== Data section

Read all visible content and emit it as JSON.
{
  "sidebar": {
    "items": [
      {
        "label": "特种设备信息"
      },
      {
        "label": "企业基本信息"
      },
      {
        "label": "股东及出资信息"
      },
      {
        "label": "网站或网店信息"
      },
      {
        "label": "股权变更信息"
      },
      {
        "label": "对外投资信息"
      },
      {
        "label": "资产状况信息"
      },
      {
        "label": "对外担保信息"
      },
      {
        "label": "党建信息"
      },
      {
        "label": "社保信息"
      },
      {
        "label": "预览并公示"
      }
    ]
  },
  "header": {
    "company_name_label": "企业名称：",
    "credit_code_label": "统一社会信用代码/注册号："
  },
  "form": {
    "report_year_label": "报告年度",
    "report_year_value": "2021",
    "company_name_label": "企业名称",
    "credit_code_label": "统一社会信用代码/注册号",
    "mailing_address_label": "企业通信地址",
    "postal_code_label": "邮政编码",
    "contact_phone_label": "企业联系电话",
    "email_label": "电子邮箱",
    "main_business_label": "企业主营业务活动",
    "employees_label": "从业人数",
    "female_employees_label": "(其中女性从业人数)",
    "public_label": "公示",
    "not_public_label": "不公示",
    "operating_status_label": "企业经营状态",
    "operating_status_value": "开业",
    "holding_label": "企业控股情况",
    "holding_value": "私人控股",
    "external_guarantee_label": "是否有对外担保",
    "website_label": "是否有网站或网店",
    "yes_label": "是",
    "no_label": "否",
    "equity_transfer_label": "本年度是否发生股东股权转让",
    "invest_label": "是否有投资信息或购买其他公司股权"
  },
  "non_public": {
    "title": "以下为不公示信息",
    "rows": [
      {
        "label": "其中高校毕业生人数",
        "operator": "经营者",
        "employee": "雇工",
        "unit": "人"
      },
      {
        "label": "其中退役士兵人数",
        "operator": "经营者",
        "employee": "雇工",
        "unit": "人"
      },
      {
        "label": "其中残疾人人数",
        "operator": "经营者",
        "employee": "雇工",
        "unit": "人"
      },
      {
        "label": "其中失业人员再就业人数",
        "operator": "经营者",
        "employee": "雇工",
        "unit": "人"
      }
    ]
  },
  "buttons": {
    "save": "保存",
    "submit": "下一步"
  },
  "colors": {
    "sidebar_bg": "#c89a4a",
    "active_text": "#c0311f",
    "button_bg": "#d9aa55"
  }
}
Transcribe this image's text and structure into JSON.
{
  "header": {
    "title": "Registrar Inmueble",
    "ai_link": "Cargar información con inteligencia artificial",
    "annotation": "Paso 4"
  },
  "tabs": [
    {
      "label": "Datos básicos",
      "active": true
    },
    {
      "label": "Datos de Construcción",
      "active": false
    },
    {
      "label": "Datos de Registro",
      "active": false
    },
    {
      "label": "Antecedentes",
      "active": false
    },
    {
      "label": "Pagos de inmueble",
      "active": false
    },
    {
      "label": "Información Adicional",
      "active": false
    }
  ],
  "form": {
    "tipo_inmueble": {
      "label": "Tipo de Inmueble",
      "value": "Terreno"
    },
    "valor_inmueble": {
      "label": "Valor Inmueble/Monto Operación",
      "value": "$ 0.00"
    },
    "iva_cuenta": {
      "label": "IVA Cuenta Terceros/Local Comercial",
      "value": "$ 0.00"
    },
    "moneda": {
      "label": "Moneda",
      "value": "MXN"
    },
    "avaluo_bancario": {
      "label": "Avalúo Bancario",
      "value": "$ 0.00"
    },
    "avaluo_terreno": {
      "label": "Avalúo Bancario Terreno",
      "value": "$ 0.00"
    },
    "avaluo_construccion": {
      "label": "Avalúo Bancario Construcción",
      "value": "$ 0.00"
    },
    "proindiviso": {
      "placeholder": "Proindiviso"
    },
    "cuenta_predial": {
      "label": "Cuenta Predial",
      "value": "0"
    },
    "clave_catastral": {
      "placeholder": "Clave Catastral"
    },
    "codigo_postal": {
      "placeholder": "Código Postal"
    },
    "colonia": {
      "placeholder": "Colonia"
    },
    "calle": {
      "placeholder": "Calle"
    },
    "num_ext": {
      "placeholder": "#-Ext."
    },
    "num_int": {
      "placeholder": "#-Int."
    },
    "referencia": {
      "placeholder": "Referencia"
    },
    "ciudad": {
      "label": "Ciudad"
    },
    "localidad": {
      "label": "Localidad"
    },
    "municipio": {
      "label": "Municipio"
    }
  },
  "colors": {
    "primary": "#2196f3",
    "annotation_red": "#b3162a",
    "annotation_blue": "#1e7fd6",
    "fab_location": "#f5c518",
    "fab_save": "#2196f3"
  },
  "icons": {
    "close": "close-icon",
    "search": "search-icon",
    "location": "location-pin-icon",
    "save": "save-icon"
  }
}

====

→ Task brief: Set out the complete listing exactly as shown.

→ Solution:
Read all visible content and emit it as JSON.
{
  "sidebar": {
    "items": [
      {
        "label": "特种设备信息"
      },
      {
        "label": "企业基本信息"
      },
      {
        "label": "股东及出资信息"
      },
      {
        "label": "网站或网店信息"
      },
      {
        "label": "股权变更信息"
      },
      {
        "label": "对外投资信息"
      },
      {
        "label": "资产状况信息"
      },
      {
        "label": "对外担保信息"
      },
      {
        "label": "党建信息"
      },
      {
        "label": "社保信息"
      },
      {
        "label": "预览并公示"
      }
    ]
  },
  "header": {
    "company_name_label": "企业名称：",
    "credit_code_label": "统一社会信用代码/注册号："
  },
  "form": {
    "report_year_label": "报告年度",
    "report_year_value": "2021",
    "company_name_label": "企业名称",
    "credit_code_label": "统一社会信用代码/注册号",
    "mailing_address_label": "企业通信地址",
    "postal_code_label": "邮政编码",
    "contact_phone_label": "企业联系电话",
    "email_label": "电子邮箱",
    "main_business_label": "企业主营业务活动",
    "employees_label": "从业人数",
    "female_employees_label": "(其中女性从业人数)",
    "public_label": "公示",
    "not_public_label": "不公示",
    "operating_status_label": "企业经营状态",
    "operating_status_value": "开业",
    "holding_label": "企业控股情况",
    "holding_value": "私人控股",
    "external_guarantee_label": "是否有对外担保",
    "website_label": "是否有网站或网店",
    "yes_label": "是",
    "no_label": "否",
    "equity_transfer_label": "本年度是否发生股东股权转让",
    "invest_label": "是否有投资信息或购买其他公司股权"
  },
  "non_public": {
    "title": "以下为不公示信息",
    "rows": [
      {
        "label": "其中高校毕业生人数",
        "operator": "经营者",
        "employee": "雇工",
        "unit": "人"
      },
      {
        "label": "其中退役士兵人数",
        "operator": "经营者",
        "employee": "雇工",
        "unit": "人"
      },
      {
        "label": "其中残疾人人数",
        "operator": "经营者",
        "employee": "雇工",
        "unit": "人"
      },
      {
        "label": "其中失业人员再就业人数",
        "operator": "经营者",
        "employee": "雇工",
        "unit": "人"
      }
    ]
  },
  "buttons": {
    "save": "保存",
    "submit": "下一步"
  },
  "colors": {
    "sidebar_bg": "#c89a4a",
    "active_text": "#c0311f",
    "button_bg": "#d9aa55"
  }
}
Transcribe this image's text and structure into JSON.
{
  "header": {
    "title": "Registrar Inmueble",
    "ai_link": "Cargar información con inteligencia artificial",
    "annotation": "Paso 4"
  },
  "tabs": [
    {
      "label": "Datos básicos",
      "active": true
    },
    {
      "label": "Datos de Construcción",
      "active": false
    },
    {
      "label": "Datos de Registro",
      "active": false
    },
    {
      "label": "Antecedentes",
      "active": false
    },
    {
      "label": "Pagos de inmueble",
      "active": false
    },
    {
      "label": "Información Adicional",
      "active": false
    }
  ],
  "form": {
    "tipo_inmueble": {
      "label": "Tipo de Inmueble",
      "value": "Terreno"
    },
    "valor_inmueble": {
      "label": "Valor Inmueble/Monto Operación",
      "value": "$ 0.00"
    },
    "iva_cuenta": {
      "label": "IVA Cuenta Terceros/Local Comercial",
      "value": "$ 0.00"
    },
    "moneda": {
      "label": "Moneda",
      "value": "MXN"
    },
    "avaluo_bancario": {
      "label": "Avalúo Bancario",
      "value": "$ 0.00"
    },
    "avaluo_terreno": {
      "label": "Avalúo Bancario Terreno",
      "value": "$ 0.00"
    },
    "avaluo_construccion": {
      "label": "Avalúo Bancario Construcción",
      "value": "$ 0.00"
    },
    "proindiviso": {
      "placeholder": "Proindiviso"
    },
    "cuenta_predial": {
      "label": "Cuenta Predial",
      "value": "0"
    },
    "clave_catastral": {
      "placeholder": "Clave Catastral"
    },
    "codigo_postal": {
      "placeholder": "Código Postal"
    },
    "colonia": {
      "placeholder": "Colonia"
    },
    "calle": {
      "placeholder": "Calle"
    },
    "num_ext": {
      "placeholder": "#-Ext."
    },
    "num_int": {
      "placeholder": "#-Int."
    },
    "referencia": {
      "placeholder": "Referencia"
    },
    "ciudad": {
      "label": "Ciudad"
    },
    "localidad": {
      "label": "Localidad"
    },
    "municipio": {
      "label": "Municipio"
    }
  },
  "colors": {
    "primary": "#2196f3",
    "annotation_red": "#b3162a",
    "annotation_blue": "#1e7fd6",
    "fab_location": "#f5c518",
    "fab_save": "#2196f3"
  },
  "icons": {
    "close": "close-icon",
    "search": "search-icon",
    "location": "location-pin-icon",
    "save": "save-icon"
  }
}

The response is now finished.